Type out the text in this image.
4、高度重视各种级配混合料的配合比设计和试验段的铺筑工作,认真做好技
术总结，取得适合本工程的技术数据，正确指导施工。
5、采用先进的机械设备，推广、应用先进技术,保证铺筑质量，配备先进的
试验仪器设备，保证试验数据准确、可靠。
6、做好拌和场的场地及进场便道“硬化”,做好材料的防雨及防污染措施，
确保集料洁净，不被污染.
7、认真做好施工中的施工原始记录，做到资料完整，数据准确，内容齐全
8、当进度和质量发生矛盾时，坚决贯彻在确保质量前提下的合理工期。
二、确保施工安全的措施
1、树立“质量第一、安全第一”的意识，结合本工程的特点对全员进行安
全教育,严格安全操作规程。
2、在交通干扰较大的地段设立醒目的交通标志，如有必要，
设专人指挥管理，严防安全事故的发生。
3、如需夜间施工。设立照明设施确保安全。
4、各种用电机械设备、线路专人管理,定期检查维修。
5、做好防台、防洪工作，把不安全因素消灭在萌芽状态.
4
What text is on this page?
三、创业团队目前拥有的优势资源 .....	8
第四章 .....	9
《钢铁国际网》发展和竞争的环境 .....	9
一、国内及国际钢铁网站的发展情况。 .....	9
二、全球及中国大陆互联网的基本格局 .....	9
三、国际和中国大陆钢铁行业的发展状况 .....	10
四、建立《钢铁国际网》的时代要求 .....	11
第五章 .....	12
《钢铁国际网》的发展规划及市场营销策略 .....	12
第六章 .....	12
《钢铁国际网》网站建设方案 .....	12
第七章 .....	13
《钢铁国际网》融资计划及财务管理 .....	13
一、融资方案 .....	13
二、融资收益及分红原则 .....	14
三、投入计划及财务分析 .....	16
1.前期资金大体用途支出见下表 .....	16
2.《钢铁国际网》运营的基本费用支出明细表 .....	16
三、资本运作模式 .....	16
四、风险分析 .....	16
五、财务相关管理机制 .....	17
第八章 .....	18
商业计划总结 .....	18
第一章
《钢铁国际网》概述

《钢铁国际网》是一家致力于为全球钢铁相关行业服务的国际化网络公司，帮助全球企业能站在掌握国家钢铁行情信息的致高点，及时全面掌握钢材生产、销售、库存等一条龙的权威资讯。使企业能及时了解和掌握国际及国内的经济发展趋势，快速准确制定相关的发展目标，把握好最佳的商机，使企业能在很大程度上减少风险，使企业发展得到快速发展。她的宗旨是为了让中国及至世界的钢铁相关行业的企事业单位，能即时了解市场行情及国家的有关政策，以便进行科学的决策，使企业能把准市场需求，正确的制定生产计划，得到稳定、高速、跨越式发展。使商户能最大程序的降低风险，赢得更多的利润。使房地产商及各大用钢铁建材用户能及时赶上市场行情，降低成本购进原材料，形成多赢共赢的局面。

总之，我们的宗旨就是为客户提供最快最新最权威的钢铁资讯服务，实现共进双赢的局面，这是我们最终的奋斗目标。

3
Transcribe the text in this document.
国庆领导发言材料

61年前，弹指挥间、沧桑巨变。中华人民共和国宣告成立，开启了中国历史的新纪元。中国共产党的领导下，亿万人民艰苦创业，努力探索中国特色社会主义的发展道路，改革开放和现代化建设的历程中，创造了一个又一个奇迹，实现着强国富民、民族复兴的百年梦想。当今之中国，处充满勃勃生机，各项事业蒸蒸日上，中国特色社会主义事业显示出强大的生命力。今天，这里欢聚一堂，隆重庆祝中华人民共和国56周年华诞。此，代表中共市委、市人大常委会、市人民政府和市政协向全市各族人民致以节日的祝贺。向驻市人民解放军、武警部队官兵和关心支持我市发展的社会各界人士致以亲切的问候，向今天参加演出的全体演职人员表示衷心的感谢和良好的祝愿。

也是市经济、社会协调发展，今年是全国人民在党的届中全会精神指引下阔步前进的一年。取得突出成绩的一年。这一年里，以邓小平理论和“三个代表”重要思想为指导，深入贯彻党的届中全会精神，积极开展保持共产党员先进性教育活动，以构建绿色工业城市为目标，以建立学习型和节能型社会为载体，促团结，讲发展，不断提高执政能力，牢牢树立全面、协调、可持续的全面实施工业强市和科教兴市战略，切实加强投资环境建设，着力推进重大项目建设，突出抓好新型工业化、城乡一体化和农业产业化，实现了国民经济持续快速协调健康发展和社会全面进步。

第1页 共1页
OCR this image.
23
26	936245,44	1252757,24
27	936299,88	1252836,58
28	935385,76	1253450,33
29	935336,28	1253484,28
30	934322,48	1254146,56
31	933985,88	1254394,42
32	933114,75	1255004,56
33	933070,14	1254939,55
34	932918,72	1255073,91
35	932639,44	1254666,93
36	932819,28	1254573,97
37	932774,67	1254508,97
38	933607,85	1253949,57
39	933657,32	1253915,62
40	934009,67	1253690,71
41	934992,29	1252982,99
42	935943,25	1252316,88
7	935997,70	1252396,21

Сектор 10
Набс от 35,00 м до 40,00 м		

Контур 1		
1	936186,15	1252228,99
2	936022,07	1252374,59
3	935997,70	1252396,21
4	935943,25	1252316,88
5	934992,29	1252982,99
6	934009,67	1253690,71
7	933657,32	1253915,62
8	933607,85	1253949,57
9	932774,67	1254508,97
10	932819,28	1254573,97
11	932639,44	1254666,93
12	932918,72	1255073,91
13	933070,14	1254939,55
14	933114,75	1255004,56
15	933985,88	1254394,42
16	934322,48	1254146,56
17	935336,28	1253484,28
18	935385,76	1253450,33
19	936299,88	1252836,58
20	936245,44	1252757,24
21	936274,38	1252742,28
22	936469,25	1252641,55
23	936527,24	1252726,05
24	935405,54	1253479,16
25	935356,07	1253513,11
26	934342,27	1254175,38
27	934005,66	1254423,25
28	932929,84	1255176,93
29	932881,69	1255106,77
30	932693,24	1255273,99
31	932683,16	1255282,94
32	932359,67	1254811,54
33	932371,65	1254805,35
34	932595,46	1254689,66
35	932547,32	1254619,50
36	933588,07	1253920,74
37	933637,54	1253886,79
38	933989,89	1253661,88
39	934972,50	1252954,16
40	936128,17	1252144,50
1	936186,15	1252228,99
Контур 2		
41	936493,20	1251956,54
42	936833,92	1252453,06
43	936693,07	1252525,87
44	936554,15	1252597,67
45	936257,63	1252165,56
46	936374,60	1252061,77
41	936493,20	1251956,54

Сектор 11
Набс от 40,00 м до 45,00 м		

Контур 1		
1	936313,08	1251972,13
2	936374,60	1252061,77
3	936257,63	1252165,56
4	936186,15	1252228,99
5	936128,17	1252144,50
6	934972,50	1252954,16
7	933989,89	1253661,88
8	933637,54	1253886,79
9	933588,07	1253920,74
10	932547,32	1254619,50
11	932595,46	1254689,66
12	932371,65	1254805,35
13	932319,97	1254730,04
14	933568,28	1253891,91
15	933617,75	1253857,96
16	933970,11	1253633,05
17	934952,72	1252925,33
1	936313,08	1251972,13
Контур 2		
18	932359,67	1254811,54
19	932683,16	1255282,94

○ ○ ○

**EXERCISE:**
Each line above that includes "this" should be shown.

**FINISHED EXERCISE:**
Type out the text in this image.
What text is on this page?
Transcribe the text in this document.
OCR this image.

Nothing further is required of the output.